> _Given data_
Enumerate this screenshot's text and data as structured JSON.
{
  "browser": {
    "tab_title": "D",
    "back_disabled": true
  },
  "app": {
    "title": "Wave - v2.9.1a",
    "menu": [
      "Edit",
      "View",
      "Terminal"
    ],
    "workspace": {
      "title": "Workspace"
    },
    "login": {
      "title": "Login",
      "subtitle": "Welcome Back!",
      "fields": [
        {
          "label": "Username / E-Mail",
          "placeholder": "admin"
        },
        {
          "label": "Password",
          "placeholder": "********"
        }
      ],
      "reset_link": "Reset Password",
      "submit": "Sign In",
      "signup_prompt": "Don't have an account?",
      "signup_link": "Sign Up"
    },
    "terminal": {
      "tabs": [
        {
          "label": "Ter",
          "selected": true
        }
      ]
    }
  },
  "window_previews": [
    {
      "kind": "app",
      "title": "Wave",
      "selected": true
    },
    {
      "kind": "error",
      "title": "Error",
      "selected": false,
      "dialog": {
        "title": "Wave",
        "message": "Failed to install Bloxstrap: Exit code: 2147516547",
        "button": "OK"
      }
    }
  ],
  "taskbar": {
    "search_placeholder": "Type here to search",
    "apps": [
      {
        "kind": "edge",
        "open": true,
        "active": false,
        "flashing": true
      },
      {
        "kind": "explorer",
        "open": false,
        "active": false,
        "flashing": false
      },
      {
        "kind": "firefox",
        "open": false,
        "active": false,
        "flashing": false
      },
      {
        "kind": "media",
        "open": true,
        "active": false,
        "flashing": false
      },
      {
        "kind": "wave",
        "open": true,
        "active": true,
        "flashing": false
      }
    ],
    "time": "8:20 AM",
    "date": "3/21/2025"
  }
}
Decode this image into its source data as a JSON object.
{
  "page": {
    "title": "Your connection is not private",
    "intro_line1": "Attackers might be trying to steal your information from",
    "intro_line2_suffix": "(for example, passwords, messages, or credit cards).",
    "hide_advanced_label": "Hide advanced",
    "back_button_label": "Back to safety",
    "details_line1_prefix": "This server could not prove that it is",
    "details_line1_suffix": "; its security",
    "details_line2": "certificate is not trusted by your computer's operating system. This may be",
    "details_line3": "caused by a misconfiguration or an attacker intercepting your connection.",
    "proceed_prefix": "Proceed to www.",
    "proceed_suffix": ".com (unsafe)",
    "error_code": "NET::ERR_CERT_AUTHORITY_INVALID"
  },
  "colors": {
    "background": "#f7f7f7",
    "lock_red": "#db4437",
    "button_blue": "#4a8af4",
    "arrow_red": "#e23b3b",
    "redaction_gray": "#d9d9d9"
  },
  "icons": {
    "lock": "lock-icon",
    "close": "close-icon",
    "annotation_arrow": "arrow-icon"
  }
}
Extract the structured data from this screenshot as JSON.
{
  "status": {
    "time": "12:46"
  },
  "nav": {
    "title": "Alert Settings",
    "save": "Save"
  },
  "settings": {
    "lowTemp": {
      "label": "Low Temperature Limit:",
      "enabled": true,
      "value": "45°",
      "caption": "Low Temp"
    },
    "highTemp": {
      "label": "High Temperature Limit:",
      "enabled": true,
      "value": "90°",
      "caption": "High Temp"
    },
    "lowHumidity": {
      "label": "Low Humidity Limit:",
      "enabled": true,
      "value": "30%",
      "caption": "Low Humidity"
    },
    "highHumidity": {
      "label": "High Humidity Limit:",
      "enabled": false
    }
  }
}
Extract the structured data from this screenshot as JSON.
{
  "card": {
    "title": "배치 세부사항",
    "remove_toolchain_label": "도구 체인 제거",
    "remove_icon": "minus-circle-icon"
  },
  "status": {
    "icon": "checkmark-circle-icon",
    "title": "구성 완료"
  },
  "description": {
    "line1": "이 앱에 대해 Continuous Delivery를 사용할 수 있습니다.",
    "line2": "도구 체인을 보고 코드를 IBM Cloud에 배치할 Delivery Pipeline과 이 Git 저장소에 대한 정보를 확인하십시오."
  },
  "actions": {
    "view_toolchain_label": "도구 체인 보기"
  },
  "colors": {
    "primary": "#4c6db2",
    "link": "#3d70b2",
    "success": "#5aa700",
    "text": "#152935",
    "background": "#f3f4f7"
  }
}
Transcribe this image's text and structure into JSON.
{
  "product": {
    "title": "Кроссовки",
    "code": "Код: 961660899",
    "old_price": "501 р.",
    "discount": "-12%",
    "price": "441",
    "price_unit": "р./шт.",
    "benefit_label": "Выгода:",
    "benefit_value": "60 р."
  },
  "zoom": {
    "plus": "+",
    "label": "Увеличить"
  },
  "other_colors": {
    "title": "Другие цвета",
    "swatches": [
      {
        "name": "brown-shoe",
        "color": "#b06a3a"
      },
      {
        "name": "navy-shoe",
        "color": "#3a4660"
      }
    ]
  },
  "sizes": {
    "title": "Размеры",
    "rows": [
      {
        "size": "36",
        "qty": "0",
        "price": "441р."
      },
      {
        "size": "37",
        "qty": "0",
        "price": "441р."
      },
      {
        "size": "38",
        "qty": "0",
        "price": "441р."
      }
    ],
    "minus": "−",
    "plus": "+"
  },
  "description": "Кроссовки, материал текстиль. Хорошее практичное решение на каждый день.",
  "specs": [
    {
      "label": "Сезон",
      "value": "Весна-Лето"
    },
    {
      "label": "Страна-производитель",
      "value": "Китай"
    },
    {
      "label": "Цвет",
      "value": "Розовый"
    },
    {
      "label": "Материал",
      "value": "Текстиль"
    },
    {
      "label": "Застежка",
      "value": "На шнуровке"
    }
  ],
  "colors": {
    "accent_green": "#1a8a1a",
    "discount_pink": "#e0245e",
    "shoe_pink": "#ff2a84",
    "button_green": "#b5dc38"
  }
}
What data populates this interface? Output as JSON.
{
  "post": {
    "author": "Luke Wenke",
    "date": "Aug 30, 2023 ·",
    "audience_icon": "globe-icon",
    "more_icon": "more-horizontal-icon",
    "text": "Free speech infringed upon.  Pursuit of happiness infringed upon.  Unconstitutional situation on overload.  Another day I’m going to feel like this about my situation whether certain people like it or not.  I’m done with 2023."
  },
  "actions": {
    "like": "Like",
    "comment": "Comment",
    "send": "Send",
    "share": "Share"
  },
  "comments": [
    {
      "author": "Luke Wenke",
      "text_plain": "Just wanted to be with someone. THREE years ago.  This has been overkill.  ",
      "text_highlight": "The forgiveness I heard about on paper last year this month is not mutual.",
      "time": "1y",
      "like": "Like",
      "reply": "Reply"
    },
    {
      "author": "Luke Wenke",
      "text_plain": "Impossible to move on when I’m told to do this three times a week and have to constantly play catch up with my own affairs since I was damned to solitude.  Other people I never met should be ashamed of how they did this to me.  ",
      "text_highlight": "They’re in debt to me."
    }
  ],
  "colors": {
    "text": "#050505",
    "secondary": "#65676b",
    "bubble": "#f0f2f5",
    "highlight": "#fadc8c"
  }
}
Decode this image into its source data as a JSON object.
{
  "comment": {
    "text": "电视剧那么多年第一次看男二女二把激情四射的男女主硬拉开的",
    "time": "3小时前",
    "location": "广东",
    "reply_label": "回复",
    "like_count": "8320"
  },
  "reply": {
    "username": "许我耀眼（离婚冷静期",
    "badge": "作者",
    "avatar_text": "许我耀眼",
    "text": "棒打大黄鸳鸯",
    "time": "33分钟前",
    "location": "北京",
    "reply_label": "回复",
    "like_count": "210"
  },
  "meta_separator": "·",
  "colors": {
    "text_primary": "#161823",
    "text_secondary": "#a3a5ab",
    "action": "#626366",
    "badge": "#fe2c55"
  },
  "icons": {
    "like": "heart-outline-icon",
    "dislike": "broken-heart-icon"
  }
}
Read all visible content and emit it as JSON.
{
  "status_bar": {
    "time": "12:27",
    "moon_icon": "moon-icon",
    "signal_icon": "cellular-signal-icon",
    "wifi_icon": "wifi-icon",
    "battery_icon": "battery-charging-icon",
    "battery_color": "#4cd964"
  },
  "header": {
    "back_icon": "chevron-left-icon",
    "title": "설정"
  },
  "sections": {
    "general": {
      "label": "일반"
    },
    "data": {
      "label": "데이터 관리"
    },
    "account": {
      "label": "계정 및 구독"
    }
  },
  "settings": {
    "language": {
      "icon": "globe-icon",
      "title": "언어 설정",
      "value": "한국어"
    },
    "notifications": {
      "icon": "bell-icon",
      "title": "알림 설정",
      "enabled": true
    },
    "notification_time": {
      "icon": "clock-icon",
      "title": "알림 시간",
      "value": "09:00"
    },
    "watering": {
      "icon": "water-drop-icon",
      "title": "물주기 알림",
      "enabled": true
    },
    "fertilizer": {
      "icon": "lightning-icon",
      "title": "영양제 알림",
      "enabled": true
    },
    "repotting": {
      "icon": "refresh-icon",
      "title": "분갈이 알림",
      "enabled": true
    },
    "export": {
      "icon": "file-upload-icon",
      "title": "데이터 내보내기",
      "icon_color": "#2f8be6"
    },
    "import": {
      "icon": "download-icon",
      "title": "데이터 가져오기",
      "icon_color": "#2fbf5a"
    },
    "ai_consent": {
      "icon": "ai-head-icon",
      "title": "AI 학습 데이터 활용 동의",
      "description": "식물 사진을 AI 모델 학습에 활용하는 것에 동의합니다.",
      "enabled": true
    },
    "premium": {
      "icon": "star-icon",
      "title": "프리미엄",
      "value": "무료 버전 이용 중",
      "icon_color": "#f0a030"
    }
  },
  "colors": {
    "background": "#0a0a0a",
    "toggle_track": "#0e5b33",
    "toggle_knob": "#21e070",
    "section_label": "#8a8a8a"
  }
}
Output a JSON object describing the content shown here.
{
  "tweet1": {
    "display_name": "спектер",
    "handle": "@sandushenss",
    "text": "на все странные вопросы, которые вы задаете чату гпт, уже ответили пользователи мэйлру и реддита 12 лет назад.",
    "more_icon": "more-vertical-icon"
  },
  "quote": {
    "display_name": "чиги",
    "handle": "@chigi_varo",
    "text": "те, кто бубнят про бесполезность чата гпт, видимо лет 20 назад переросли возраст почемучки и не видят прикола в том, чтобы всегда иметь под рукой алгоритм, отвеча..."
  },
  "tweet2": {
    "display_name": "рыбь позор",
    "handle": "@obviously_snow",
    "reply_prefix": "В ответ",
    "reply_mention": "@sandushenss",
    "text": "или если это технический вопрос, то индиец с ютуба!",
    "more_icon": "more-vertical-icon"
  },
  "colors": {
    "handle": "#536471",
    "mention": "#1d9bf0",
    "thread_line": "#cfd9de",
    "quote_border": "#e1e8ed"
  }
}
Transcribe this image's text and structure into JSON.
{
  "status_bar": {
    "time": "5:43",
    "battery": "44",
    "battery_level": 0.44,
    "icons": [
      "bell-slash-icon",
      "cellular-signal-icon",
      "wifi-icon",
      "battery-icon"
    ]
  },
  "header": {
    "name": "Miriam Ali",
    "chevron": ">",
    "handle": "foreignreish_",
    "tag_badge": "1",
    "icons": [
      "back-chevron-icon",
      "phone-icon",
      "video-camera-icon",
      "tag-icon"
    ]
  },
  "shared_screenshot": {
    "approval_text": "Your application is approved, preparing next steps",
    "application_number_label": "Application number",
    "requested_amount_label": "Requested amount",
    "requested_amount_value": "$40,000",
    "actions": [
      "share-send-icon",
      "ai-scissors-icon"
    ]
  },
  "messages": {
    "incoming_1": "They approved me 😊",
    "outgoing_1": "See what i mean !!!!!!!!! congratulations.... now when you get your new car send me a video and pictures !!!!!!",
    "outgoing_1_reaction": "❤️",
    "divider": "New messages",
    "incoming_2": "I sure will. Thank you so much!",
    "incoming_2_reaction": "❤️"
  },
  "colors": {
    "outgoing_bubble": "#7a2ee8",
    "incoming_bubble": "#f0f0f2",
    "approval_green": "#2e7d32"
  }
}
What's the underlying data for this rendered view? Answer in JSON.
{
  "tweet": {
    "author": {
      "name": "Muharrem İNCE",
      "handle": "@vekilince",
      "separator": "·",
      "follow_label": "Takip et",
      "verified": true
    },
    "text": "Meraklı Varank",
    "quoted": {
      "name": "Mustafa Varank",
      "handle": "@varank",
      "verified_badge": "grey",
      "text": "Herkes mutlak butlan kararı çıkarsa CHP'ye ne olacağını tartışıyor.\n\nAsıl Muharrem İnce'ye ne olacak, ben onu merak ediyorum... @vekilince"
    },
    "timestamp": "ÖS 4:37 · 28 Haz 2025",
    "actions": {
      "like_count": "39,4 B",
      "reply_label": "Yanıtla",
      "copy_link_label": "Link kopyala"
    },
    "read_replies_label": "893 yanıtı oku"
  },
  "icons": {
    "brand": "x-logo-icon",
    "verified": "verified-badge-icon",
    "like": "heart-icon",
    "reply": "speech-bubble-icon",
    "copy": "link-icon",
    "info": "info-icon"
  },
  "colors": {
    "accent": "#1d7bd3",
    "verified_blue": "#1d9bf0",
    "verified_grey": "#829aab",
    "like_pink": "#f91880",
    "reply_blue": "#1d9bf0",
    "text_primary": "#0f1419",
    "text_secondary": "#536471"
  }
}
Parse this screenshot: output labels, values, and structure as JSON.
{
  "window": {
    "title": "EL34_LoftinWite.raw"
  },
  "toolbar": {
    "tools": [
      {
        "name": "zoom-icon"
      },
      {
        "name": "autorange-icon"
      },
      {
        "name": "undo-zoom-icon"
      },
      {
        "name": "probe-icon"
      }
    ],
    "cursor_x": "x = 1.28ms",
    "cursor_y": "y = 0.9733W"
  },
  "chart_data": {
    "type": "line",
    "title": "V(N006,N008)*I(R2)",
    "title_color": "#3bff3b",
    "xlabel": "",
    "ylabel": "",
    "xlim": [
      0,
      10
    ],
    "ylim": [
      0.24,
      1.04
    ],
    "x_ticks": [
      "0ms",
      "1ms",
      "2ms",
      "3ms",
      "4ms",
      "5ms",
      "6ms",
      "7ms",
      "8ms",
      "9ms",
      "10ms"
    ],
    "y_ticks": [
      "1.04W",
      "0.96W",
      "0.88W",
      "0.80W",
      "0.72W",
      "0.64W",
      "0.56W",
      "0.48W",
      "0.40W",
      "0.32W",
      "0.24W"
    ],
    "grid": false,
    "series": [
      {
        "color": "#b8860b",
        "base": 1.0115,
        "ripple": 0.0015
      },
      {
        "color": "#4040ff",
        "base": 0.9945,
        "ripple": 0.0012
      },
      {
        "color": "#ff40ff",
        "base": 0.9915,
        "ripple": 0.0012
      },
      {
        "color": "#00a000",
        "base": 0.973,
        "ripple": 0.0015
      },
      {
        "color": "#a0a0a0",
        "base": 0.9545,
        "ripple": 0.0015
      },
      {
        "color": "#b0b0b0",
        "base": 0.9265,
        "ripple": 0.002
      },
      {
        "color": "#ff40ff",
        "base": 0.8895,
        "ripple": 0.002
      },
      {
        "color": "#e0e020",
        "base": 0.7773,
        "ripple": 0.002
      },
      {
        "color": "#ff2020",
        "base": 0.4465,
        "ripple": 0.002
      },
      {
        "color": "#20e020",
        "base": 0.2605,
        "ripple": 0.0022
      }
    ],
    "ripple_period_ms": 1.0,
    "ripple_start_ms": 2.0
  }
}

> _Written exercise_
Gather all lines with the string "content" from the data.

> _Exercise response_
Read all visible content and emit it as JSON.
Output a JSON object describing the content shown here.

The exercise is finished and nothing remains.